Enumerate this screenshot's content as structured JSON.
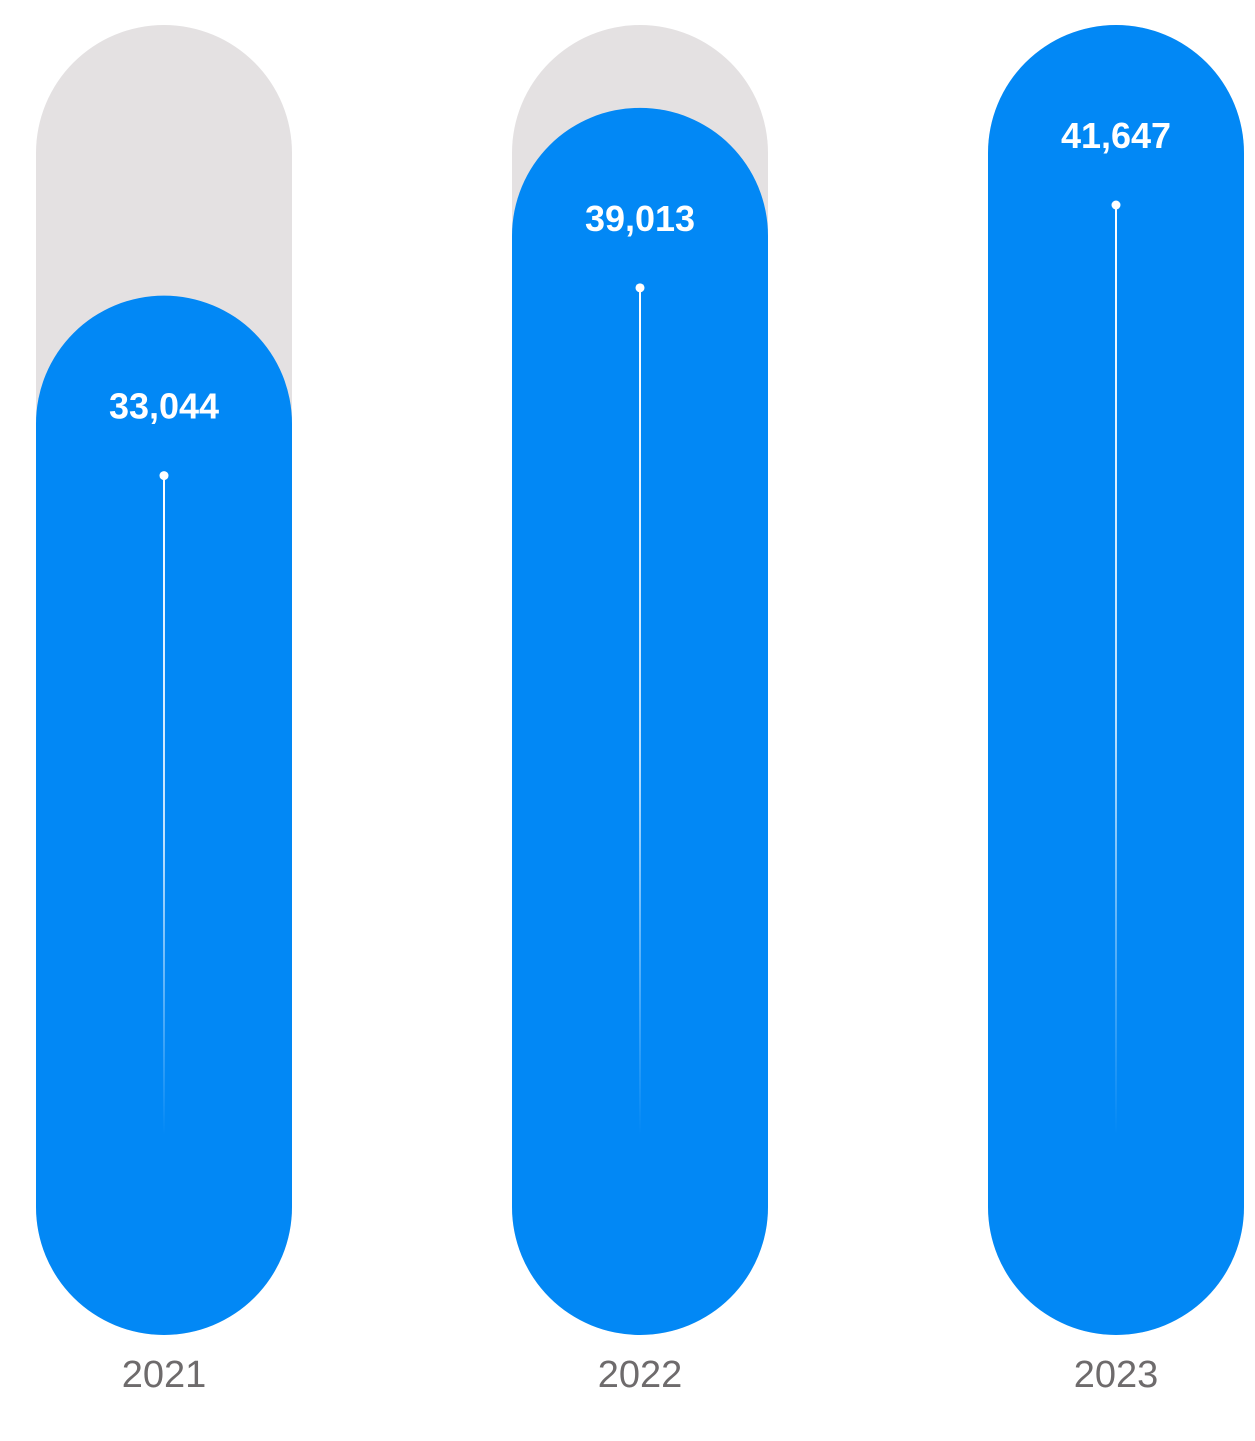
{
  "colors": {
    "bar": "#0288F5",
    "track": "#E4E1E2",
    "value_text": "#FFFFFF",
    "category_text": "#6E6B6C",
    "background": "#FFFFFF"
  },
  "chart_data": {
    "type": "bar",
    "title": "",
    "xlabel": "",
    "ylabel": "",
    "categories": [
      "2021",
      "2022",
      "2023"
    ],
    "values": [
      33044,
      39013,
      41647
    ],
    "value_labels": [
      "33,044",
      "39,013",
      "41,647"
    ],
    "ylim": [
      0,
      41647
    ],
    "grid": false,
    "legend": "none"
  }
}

◆ ◆ ◆

Exercise instructions: State how many lines of the listing include "FFFFFF", and nothing more.

Task solution: 2